▶ _What you need to do_
Lines containing the word "kind" should be extracted in full.

==================================================

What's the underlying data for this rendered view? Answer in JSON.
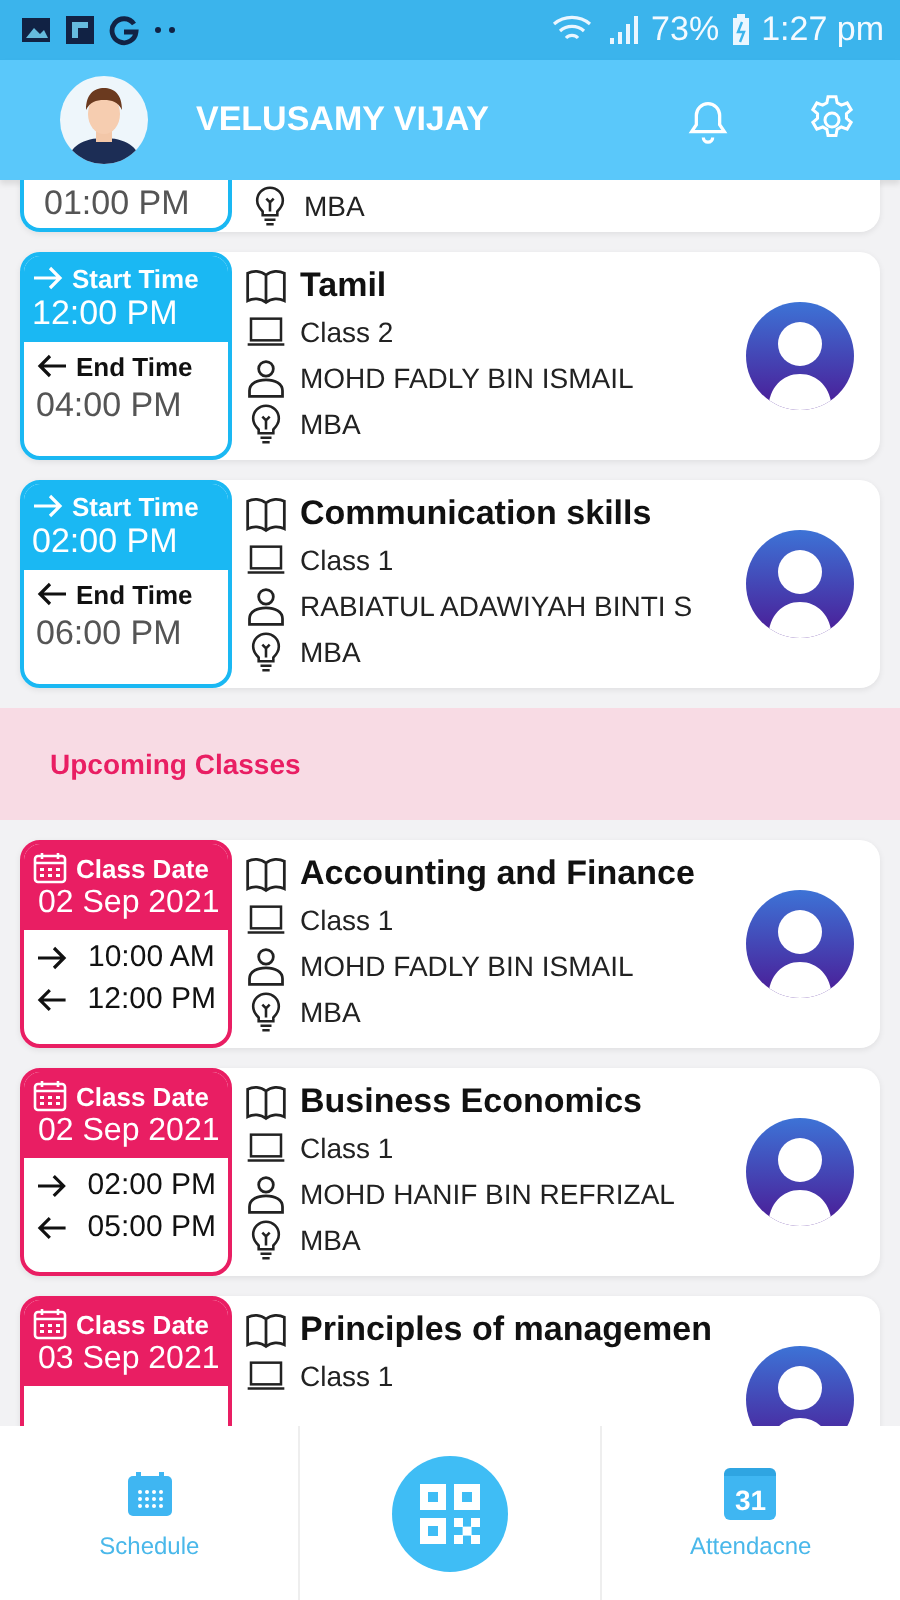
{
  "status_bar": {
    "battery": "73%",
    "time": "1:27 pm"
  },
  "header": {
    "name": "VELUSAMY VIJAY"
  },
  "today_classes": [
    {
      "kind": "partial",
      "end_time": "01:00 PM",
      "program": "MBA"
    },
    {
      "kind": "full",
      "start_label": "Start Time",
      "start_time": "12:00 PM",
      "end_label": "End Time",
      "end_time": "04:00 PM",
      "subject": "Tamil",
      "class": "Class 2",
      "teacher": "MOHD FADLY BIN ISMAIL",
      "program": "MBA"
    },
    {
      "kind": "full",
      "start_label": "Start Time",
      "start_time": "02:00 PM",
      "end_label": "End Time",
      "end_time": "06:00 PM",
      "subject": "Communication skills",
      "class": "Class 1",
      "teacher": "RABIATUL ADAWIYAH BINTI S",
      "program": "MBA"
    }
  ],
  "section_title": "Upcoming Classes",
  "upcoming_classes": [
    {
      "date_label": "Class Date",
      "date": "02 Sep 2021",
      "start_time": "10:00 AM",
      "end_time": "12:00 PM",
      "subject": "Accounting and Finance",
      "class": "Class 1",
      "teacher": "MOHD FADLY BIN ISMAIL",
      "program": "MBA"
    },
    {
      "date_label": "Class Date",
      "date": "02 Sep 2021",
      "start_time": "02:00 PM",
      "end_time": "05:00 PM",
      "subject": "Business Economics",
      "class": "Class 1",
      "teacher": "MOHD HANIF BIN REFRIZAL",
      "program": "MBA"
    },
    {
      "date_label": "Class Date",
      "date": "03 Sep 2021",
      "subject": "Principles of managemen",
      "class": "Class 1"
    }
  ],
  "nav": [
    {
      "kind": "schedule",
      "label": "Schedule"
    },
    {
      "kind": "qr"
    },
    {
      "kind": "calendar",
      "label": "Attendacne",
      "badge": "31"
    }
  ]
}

==================================================

▶ _Response to the exercise_
      "kind": "partial",
      "kind": "full",
      "kind": "full",
      "kind": "schedule",
      "kind": "qr"
      "kind": "calendar",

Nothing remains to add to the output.